• Stated goal:
Repeat every record below exactly, but leave out any pictures.

• Provided records:
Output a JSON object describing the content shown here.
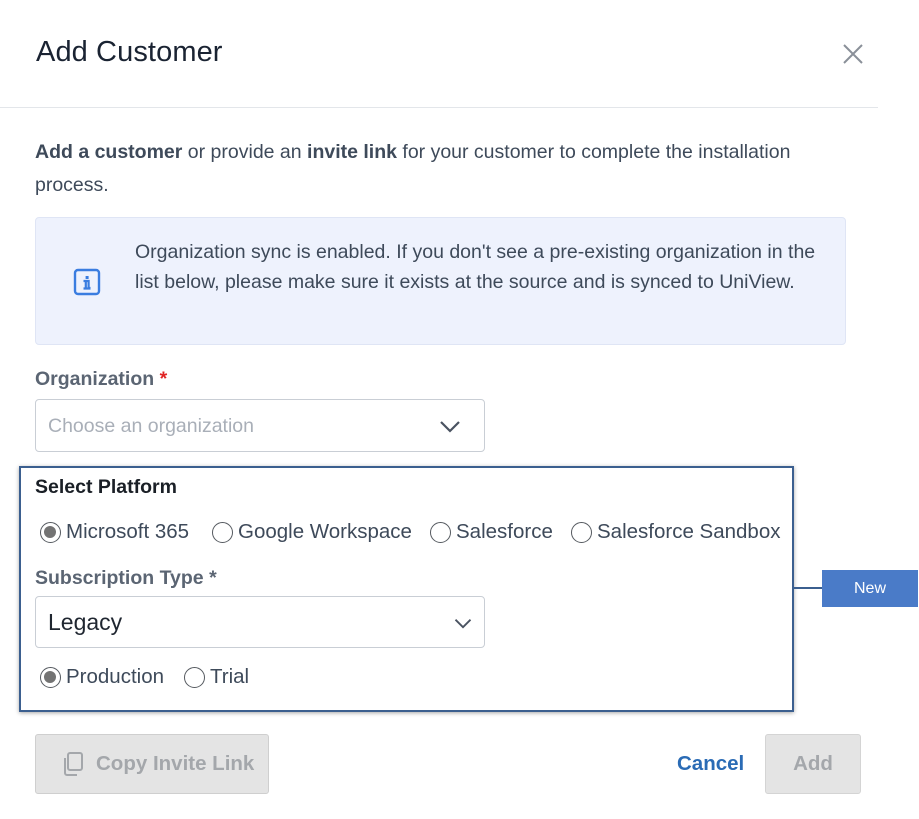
{
  "dialog": {
    "title": "Add Customer"
  },
  "intro": {
    "part1": "Add a customer",
    "part2": " or provide an ",
    "part3": "invite link",
    "part4": " for your customer to complete the installation process."
  },
  "info": {
    "icon": "info-icon",
    "text": "Organization sync is enabled. If you don't see a pre-existing organization in the list below, please make sure it exists at the source and is synced to UniView."
  },
  "organization": {
    "label": "Organization",
    "required_mark": "*",
    "placeholder": "Choose an organization"
  },
  "platform": {
    "label": "Select Platform",
    "options": [
      {
        "label": "Microsoft 365",
        "checked": true
      },
      {
        "label": "Google Workspace",
        "checked": false
      },
      {
        "label": "Salesforce",
        "checked": false
      },
      {
        "label": "Salesforce Sandbox",
        "checked": false
      }
    ]
  },
  "subscription": {
    "label": "Subscription Type *",
    "value": "Legacy",
    "environments": [
      {
        "label": "Production",
        "checked": true
      },
      {
        "label": "Trial",
        "checked": false
      }
    ]
  },
  "callout": {
    "label": "New"
  },
  "footer": {
    "copy_label": "Copy Invite Link",
    "cancel_label": "Cancel",
    "add_label": "Add"
  },
  "colors": {
    "accent": "#2a6bb5",
    "info_bg": "#eef2fd",
    "highlight_border": "#3b5f8f",
    "callout_bg": "#4a7bc8",
    "required": "#e02424"
  }
}
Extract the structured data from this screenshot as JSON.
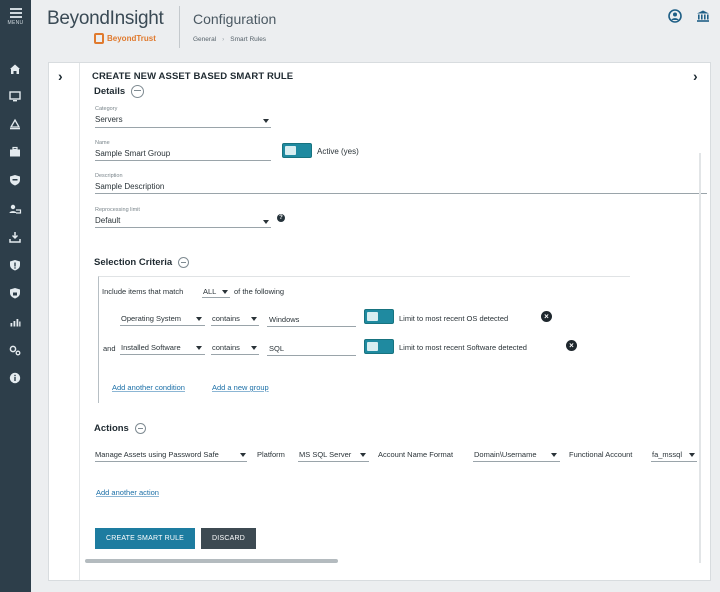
{
  "nav": {
    "menu_label": "MENU",
    "items": [
      "home-icon",
      "monitor-icon",
      "scan-icon",
      "briefcase-icon",
      "shield-icon",
      "cloud-user-icon",
      "download-icon",
      "shield-alert-icon",
      "shield-lock-icon",
      "bar-chart-icon",
      "settings-icon",
      "info-icon"
    ]
  },
  "header": {
    "brand": "BeyondInsight",
    "sub_brand": "BeyondTrust",
    "title": "Configuration",
    "breadcrumbs": [
      "General",
      "Smart Rules"
    ]
  },
  "page": {
    "heading": "CREATE NEW ASSET BASED SMART RULE"
  },
  "details": {
    "heading": "Details",
    "category_label": "Category",
    "category_value": "Servers",
    "name_label": "Name",
    "name_value": "Sample Smart Group",
    "active_label": "Active (yes)",
    "description_label": "Description",
    "description_value": "Sample Description",
    "reprocessing_label": "Reprocessing limit",
    "reprocessing_value": "Default"
  },
  "criteria": {
    "heading": "Selection Criteria",
    "include_prefix": "Include items that match",
    "match_value": "ALL",
    "include_suffix": "of the following",
    "rows": [
      {
        "prefix": "",
        "field": "Operating System",
        "operator": "contains",
        "value": "Windows",
        "toggle_label": "Limit to most recent OS detected"
      },
      {
        "prefix": "and",
        "field": "Installed Software",
        "operator": "contains",
        "value": "SQL",
        "toggle_label": "Limit to most recent Software detected"
      }
    ],
    "add_condition": "Add another condition",
    "add_group": "Add a new group"
  },
  "actions": {
    "heading": "Actions",
    "action_value": "Manage Assets using Password Safe",
    "platform_label": "Platform",
    "platform_value": "MS SQL Server",
    "account_format_label": "Account Name Format",
    "account_format_value": "Domain\\Username",
    "functional_account_label": "Functional Account",
    "functional_account_value": "fa_mssql",
    "add_action": "Add another action"
  },
  "buttons": {
    "create": "CREATE SMART RULE",
    "discard": "DISCARD"
  },
  "colors": {
    "nav_bg": "#2d3e4a",
    "accent": "#1f8aa0",
    "primary_button": "#1d7ca0",
    "secondary_button": "#3d4a52",
    "brand_orange": "#e07a2e"
  }
}
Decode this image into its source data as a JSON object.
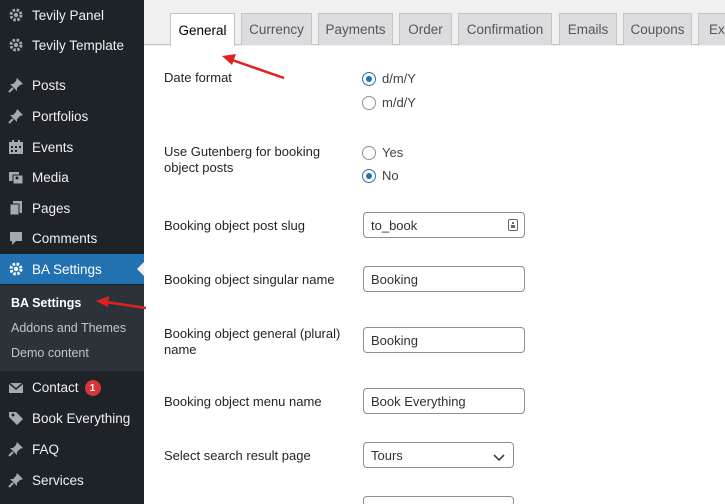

• Exercise response:
Output a JSON object describing the content shown here.
{
  "dialog": {
    "title": "Add Customer"
  },
  "intro": {
    "part1": "Add a customer",
    "part2": " or provide an ",
    "part3": "invite link",
    "part4": " for your customer to complete the installation process."
  },
  "info": {
    "icon": "info-icon",
    "text": "Organization sync is enabled. If you don't see a pre-existing organization in the list below, please make sure it exists at the source and is synced to UniView."
  },
  "organization": {
    "label": "Organization",
    "required_mark": "*",
    "placeholder": "Choose an organization"
  },
  "platform": {
    "label": "Select Platform",
    "options": [
      {
        "label": "Microsoft 365",
        "checked": true
      },
      {
        "label": "Google Workspace",
        "checked": false
      },
      {
        "label": "Salesforce",
        "checked": false
      },
      {
        "label": "Salesforce Sandbox",
        "checked": false
      }
    ]
  },
  "subscription": {
    "label": "Subscription Type *",
    "value": "Legacy",
    "environments": [
      {
        "label": "Production",
        "checked": true
      },
      {
        "label": "Trial",
        "checked": false
      }
    ]
  },
  "callout": {
    "label": "New"
  },
  "footer": {
    "copy_label": "Copy Invite Link",
    "cancel_label": "Cancel",
    "add_label": "Add"
  },
  "colors": {
    "accent": "#2a6bb5",
    "info_bg": "#eef2fd",
    "highlight_border": "#3b5f8f",
    "callout_bg": "#4a7bc8",
    "required": "#e02424"
  }
}
Extract the structured data from this screenshot as JSON.
{
  "nav": {
    "menu_label": "MENU",
    "items": [
      "home-icon",
      "monitor-icon",
      "scan-icon",
      "briefcase-icon",
      "shield-icon",
      "cloud-user-icon",
      "download-icon",
      "shield-alert-icon",
      "shield-lock-icon",
      "bar-chart-icon",
      "settings-icon",
      "info-icon"
    ]
  },
  "header": {
    "brand": "BeyondInsight",
    "sub_brand": "BeyondTrust",
    "title": "Configuration",
    "breadcrumbs": [
      "General",
      "Smart Rules"
    ]
  },
  "page": {
    "heading": "CREATE NEW ASSET BASED SMART RULE"
  },
  "details": {
    "heading": "Details",
    "category_label": "Category",
    "category_value": "Servers",
    "name_label": "Name",
    "name_value": "Sample Smart Group",
    "active_label": "Active (yes)",
    "description_label": "Description",
    "description_value": "Sample Description",
    "reprocessing_label": "Reprocessing limit",
    "reprocessing_value": "Default"
  },
  "criteria": {
    "heading": "Selection Criteria",
    "include_prefix": "Include items that match",
    "match_value": "ALL",
    "include_suffix": "of the following",
    "rows": [
      {
        "prefix": "",
        "field": "Operating System",
        "operator": "contains",
        "value": "Windows",
        "toggle_label": "Limit to most recent OS detected"
      },
      {
        "prefix": "and",
        "field": "Installed Software",
        "operator": "contains",
        "value": "SQL",
        "toggle_label": "Limit to most recent Software detected"
      }
    ],
    "add_condition": "Add another condition",
    "add_group": "Add a new group"
  },
  "actions": {
    "heading": "Actions",
    "action_value": "Manage Assets using Password Safe",
    "platform_label": "Platform",
    "platform_value": "MS SQL Server",
    "account_format_label": "Account Name Format",
    "account_format_value": "Domain\\Username",
    "functional_account_label": "Functional Account",
    "functional_account_value": "fa_mssql",
    "add_action": "Add another action"
  },
  "buttons": {
    "create": "CREATE SMART RULE",
    "discard": "DISCARD"
  },
  "colors": {
    "nav_bg": "#2d3e4a",
    "accent": "#1f8aa0",
    "primary_button": "#1d7ca0",
    "secondary_button": "#3d4a52",
    "brand_orange": "#e07a2e"
  }
}
Decode this image into its source data as a JSON object.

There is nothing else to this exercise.